* _Problem details_
In the data below, locate each line with the word "Politics" and list it.

* _Exercise input_
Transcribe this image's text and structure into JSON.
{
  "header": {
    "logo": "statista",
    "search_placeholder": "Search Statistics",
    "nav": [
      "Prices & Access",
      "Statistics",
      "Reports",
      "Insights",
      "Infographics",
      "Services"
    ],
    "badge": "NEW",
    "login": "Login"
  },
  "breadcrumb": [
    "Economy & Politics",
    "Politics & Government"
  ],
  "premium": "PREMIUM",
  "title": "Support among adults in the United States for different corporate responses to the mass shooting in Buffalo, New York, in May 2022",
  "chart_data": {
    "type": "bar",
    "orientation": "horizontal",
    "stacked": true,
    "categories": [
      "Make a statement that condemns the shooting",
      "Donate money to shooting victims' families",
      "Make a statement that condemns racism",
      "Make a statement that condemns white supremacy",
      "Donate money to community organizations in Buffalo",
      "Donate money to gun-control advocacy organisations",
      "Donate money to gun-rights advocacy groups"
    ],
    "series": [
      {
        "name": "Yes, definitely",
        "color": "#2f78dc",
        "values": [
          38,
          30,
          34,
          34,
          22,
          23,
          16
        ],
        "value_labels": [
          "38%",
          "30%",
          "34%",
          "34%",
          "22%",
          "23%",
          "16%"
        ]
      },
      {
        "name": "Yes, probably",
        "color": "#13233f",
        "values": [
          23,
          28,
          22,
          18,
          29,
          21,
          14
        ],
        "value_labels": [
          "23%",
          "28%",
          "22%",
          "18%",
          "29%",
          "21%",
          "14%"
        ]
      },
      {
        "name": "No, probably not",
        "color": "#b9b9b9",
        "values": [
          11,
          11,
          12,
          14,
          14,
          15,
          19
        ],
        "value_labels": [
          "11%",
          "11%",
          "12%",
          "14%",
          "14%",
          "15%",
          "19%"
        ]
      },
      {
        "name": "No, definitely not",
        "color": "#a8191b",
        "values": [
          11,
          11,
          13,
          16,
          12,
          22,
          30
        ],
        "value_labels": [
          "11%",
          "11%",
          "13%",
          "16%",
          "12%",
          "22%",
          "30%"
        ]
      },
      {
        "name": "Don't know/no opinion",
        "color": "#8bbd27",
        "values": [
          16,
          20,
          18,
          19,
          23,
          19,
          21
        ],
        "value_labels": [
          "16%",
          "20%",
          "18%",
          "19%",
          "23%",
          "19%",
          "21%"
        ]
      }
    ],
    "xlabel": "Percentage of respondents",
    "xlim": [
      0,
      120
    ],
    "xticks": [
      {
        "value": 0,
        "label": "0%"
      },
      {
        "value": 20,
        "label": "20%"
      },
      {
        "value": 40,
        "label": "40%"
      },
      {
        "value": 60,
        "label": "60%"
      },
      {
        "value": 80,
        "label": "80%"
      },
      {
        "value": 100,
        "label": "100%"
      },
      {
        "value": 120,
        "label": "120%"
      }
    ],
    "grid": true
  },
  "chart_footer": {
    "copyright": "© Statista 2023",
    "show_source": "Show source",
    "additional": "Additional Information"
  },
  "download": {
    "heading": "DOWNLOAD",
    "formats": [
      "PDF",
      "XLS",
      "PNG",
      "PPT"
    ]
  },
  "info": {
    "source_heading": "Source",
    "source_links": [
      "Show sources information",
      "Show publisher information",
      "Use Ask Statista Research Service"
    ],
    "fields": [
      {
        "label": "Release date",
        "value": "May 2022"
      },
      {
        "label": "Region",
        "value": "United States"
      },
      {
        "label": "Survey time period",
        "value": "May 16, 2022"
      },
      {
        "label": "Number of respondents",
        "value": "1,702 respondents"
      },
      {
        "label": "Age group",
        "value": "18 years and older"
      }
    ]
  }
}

* _Result of this exercise_
    "Economy & Politics",
    "Politics & Government"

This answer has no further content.